| Exercise requirements |
Your task is to write out exactly the lines from the line containing "Read all visible content and emit it as JSON." through the end of the records, inclusive at both ends.

§ §

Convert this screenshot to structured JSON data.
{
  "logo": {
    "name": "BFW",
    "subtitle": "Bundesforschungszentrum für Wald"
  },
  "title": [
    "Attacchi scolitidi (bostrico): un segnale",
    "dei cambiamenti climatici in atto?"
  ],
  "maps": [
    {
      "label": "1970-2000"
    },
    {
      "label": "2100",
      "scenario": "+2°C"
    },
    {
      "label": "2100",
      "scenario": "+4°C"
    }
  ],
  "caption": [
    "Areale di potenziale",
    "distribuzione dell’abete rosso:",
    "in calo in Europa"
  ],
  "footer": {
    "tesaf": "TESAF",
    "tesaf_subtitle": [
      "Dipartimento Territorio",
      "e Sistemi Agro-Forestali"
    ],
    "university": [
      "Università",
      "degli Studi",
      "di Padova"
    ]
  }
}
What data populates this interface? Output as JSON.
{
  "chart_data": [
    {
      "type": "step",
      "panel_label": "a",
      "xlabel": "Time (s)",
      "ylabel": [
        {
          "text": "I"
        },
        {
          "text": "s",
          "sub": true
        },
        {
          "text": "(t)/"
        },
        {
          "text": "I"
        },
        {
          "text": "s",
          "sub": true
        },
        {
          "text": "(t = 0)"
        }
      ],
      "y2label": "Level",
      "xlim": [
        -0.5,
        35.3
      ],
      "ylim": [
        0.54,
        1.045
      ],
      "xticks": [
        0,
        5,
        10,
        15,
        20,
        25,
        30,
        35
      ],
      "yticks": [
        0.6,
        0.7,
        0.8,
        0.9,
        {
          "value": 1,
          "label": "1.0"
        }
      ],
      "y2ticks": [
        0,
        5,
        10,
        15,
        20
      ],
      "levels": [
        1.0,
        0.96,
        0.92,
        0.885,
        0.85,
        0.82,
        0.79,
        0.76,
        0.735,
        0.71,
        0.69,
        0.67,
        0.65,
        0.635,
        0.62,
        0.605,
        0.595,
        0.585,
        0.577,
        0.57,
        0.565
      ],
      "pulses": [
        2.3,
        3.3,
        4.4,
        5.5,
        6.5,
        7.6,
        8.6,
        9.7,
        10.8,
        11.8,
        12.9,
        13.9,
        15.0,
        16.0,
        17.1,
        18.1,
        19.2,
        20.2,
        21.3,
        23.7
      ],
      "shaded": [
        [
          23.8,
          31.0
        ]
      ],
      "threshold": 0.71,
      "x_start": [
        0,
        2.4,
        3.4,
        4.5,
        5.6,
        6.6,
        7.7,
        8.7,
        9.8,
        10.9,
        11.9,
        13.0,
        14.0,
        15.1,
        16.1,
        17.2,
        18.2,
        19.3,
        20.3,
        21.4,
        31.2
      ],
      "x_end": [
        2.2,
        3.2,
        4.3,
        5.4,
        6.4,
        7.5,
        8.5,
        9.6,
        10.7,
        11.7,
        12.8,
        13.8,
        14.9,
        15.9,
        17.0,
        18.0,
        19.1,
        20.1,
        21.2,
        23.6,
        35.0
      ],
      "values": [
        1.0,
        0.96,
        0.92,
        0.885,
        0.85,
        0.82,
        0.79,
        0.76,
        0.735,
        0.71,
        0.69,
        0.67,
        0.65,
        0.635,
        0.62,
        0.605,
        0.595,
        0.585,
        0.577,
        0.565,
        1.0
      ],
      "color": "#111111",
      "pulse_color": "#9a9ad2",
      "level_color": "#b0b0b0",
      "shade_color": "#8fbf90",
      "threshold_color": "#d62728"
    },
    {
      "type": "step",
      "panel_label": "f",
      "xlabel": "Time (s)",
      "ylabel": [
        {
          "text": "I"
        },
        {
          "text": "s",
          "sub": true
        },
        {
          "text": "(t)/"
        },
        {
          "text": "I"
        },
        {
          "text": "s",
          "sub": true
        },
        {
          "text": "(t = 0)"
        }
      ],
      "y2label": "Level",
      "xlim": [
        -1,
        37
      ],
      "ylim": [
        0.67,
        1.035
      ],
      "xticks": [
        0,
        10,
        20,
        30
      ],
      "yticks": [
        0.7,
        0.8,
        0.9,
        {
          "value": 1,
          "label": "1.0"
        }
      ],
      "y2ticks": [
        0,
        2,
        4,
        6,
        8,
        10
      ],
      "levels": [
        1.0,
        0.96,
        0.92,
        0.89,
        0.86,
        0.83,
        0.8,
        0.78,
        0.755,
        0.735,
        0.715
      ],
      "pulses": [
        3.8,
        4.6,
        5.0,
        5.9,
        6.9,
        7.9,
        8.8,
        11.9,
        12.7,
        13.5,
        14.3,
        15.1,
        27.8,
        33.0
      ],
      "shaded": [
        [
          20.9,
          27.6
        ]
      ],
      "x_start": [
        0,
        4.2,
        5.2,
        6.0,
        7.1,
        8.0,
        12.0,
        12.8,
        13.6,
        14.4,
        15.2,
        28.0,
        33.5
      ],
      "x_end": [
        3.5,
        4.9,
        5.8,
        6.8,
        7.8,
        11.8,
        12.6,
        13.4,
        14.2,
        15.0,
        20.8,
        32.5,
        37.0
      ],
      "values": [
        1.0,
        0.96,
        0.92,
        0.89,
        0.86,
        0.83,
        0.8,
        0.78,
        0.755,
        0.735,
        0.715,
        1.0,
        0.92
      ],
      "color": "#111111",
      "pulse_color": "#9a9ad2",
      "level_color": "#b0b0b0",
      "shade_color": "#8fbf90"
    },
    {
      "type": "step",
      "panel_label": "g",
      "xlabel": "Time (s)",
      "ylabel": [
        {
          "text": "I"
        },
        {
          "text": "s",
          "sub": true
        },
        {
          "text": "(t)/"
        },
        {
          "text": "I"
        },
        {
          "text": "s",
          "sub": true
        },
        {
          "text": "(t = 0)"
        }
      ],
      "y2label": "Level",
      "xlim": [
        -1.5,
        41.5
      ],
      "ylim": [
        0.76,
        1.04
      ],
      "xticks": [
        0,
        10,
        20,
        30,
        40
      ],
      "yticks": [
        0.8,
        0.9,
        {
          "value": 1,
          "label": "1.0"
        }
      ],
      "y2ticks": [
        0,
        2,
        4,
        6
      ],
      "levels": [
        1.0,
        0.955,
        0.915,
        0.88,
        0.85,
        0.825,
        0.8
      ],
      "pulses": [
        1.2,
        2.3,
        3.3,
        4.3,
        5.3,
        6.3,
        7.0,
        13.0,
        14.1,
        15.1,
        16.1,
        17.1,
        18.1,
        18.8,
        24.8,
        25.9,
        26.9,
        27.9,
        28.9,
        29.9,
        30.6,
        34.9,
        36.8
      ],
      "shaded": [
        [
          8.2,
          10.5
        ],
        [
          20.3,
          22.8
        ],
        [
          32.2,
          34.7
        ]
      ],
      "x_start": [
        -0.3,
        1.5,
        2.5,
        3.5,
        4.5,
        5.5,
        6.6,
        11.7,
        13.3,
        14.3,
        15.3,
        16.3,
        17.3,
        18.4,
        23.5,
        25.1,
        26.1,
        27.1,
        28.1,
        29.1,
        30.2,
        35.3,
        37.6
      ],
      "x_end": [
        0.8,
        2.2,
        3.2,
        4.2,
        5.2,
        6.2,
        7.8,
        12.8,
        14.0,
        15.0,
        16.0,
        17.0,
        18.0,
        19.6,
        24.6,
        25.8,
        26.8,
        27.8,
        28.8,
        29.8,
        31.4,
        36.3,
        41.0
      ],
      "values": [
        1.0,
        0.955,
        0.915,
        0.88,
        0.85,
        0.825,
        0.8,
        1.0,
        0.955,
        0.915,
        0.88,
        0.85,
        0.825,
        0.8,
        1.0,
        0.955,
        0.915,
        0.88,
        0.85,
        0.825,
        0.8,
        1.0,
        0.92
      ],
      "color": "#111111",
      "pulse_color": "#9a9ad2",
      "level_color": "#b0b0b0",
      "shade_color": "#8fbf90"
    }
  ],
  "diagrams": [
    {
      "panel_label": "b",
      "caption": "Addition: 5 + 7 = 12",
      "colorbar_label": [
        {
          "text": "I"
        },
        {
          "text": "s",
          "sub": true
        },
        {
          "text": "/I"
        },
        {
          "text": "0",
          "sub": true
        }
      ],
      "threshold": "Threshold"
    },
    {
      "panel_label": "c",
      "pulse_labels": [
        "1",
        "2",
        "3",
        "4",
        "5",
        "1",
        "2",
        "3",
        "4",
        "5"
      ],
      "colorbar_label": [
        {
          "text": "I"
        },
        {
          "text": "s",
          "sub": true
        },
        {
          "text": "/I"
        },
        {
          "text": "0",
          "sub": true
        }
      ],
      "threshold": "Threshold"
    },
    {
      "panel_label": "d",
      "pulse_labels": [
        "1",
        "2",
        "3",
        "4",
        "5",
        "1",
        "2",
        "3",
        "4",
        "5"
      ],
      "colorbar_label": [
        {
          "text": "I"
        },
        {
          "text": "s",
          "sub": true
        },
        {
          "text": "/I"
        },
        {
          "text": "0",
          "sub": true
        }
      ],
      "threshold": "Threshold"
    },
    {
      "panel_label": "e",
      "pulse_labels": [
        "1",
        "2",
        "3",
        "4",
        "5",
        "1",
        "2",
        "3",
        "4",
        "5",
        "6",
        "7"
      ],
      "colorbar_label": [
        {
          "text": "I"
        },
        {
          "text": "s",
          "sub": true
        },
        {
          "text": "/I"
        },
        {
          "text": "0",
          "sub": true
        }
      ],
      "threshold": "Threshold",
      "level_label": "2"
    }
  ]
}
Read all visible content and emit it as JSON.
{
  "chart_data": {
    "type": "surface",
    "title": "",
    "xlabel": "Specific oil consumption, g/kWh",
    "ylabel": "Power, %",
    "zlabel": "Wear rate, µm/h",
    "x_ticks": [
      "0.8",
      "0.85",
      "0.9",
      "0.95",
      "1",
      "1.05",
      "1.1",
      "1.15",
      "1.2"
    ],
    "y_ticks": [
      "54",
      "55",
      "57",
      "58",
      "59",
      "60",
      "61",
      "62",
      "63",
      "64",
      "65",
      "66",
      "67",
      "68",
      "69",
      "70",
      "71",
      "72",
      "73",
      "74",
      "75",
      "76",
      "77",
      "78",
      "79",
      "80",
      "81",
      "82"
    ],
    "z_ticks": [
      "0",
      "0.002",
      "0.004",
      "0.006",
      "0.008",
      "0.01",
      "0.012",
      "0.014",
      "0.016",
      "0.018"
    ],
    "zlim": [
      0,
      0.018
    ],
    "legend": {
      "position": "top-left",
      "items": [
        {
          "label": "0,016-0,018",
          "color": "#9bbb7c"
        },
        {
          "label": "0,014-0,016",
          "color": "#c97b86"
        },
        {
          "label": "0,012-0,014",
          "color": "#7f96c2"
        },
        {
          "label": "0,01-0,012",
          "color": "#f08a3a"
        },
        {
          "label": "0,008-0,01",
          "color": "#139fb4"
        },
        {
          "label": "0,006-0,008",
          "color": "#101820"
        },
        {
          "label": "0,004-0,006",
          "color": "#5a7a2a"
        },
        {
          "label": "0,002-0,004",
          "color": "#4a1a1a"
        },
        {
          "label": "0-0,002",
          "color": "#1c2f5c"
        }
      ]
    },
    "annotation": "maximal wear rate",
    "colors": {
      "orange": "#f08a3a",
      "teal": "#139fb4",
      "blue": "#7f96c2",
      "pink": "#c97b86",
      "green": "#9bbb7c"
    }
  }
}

§ §

| Expected answer |
Read all visible content and emit it as JSON.
{
  "chart_data": {
    "type": "surface",
    "title": "",
    "xlabel": "Specific oil consumption, g/kWh",
    "ylabel": "Power, %",
    "zlabel": "Wear rate, µm/h",
    "x_ticks": [
      "0.8",
      "0.85",
      "0.9",
      "0.95",
      "1",
      "1.05",
      "1.1",
      "1.15",
      "1.2"
    ],
    "y_ticks": [
      "54",
      "55",
      "57",
      "58",
      "59",
      "60",
      "61",
      "62",
      "63",
      "64",
      "65",
      "66",
      "67",
      "68",
      "69",
      "70",
      "71",
      "72",
      "73",
      "74",
      "75",
      "76",
      "77",
      "78",
      "79",
      "80",
      "81",
      "82"
    ],
    "z_ticks": [
      "0",
      "0.002",
      "0.004",
      "0.006",
      "0.008",
      "0.01",
      "0.012",
      "0.014",
      "0.016",
      "0.018"
    ],
    "zlim": [
      0,
      0.018
    ],
    "legend": {
      "position": "top-left",
      "items": [
        {
          "label": "0,016-0,018",
          "color": "#9bbb7c"
        },
        {
          "label": "0,014-0,016",
          "color": "#c97b86"
        },
        {
          "label": "0,012-0,014",
          "color": "#7f96c2"
        },
        {
          "label": "0,01-0,012",
          "color": "#f08a3a"
        },
        {
          "label": "0,008-0,01",
          "color": "#139fb4"
        },
        {
          "label": "0,006-0,008",
          "color": "#101820"
        },
        {
          "label": "0,004-0,006",
          "color": "#5a7a2a"
        },
        {
          "label": "0,002-0,004",
          "color": "#4a1a1a"
        },
        {
          "label": "0-0,002",
          "color": "#1c2f5c"
        }
      ]
    },
    "annotation": "maximal wear rate",
    "colors": {
      "orange": "#f08a3a",
      "teal": "#139fb4",
      "blue": "#7f96c2",
      "pink": "#c97b86",
      "green": "#9bbb7c"
    }
  }
}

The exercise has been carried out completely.